Change "daisy-flower" to "flower-icon" in the items below and give those lines back with nothing else altered. Begin with the first line and stop after the line that contains "primary-cells: Example Text".

--- begin ---

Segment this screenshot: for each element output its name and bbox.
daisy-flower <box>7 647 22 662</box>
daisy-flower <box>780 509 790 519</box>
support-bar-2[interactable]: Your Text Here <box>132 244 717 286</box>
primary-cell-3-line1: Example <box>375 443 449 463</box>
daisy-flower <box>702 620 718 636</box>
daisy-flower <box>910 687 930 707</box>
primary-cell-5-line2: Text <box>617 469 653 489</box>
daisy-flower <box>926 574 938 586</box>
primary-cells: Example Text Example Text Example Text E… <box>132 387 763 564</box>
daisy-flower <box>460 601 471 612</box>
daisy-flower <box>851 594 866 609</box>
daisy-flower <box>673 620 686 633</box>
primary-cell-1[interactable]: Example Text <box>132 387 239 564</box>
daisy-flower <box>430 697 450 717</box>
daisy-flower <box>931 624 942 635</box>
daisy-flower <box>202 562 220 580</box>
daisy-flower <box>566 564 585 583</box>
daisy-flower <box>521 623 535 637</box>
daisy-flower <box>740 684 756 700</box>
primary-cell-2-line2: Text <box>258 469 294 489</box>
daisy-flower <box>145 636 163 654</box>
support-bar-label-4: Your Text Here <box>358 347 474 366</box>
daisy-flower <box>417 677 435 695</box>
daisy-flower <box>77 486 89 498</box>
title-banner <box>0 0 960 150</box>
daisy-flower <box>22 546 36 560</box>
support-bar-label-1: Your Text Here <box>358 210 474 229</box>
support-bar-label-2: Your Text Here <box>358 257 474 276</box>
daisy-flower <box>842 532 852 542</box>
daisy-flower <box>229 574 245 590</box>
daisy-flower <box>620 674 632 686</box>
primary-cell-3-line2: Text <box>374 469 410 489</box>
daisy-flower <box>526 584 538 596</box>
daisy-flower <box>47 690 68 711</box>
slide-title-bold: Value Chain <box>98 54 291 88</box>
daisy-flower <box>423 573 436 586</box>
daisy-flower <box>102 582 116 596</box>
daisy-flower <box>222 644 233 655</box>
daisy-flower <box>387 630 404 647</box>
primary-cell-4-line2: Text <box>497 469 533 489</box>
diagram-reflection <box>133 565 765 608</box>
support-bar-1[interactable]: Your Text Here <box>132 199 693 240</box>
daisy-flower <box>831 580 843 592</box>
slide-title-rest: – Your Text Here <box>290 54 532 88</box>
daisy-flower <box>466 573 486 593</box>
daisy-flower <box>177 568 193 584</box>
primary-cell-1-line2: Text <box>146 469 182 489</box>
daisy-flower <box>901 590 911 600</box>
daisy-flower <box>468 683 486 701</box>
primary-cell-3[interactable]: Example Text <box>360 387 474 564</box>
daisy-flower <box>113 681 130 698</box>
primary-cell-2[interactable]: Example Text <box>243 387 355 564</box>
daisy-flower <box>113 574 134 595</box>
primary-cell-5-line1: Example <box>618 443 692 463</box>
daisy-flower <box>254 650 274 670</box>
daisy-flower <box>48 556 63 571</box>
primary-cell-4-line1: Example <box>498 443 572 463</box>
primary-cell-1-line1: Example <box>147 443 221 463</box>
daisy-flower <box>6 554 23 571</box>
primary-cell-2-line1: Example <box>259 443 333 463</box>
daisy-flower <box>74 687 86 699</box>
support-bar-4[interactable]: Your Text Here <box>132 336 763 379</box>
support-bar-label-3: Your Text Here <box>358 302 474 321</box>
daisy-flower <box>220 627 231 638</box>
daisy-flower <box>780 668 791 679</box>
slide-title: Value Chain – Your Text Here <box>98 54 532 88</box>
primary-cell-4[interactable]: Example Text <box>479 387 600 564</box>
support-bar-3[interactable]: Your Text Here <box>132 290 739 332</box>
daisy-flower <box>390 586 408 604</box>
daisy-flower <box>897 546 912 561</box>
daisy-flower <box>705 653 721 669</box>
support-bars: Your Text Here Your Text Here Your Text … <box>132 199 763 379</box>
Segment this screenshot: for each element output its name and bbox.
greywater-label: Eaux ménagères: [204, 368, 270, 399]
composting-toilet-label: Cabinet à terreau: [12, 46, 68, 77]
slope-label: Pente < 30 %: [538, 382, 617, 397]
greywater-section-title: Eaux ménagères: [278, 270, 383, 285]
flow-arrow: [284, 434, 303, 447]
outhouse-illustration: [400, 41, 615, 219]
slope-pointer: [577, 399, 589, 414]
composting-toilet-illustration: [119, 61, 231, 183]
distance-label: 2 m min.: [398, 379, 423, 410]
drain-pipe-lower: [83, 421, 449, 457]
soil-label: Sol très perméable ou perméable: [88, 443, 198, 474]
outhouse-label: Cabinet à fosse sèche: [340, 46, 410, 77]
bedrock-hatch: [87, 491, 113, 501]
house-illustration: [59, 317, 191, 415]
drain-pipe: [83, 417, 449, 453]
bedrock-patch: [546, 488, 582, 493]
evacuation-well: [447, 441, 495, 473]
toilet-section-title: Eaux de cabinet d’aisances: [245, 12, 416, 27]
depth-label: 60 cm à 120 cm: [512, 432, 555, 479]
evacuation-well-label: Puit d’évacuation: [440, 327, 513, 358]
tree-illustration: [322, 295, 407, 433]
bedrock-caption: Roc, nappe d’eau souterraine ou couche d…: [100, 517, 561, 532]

--- end ---

TASK ANSWER:
Segment this screenshot: for each element output its name and bbox.
flower-icon <box>7 647 22 662</box>
flower-icon <box>780 509 790 519</box>
support-bar-2[interactable]: Your Text Here <box>132 244 717 286</box>
primary-cell-3-line1: Example <box>375 443 449 463</box>
flower-icon <box>702 620 718 636</box>
flower-icon <box>910 687 930 707</box>
primary-cell-5-line2: Text <box>617 469 653 489</box>
flower-icon <box>926 574 938 586</box>
primary-cells: Example Text Example Text Example Text E… <box>132 387 763 564</box>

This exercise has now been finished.